= Brief =
Transcribe every entry word for word. Skip the pictures.

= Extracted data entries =

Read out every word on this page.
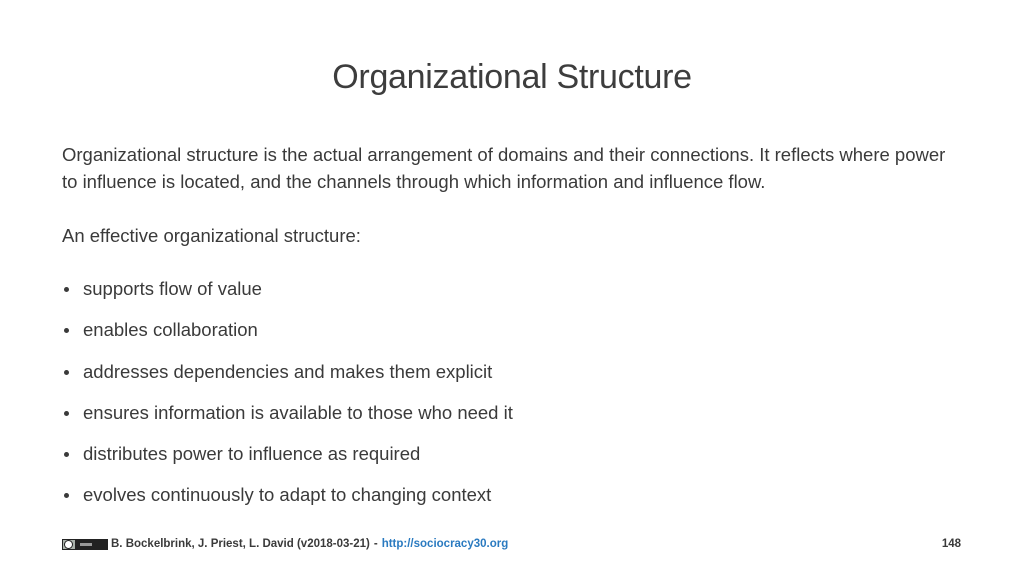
Organizational Structure

Organizational structure is the actual arrangement of domains and their connections. It reflects where power to influence is located, and the channels through which information and influence flow.

An effective organizational structure:

supports flow of value
enables collaboration
addresses dependencies and makes them explicit
ensures information is available to those who need it
distributes power to influence as required
evolves continuously to adapt to changing context
B. Bockelbrink, J. Priest, L. David (v2018-03-21) - http://sociocracy30.org	148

= Written response =
Read out every word on this page.
Organizational Structure

Organizational structure is the actual arrangement of domains and their connections. It reflects where power to influence is located, and the channels through which information and influence flow.

An effective organizational structure:

supports flow of value
enables collaboration
addresses dependencies and makes them explicit
ensures information is available to those who need it
distributes power to influence as required
evolves continuously to adapt to changing context
B. Bockelbrink, J. Priest, L. David (v2018-03-21) - http://sociocracy30.org	148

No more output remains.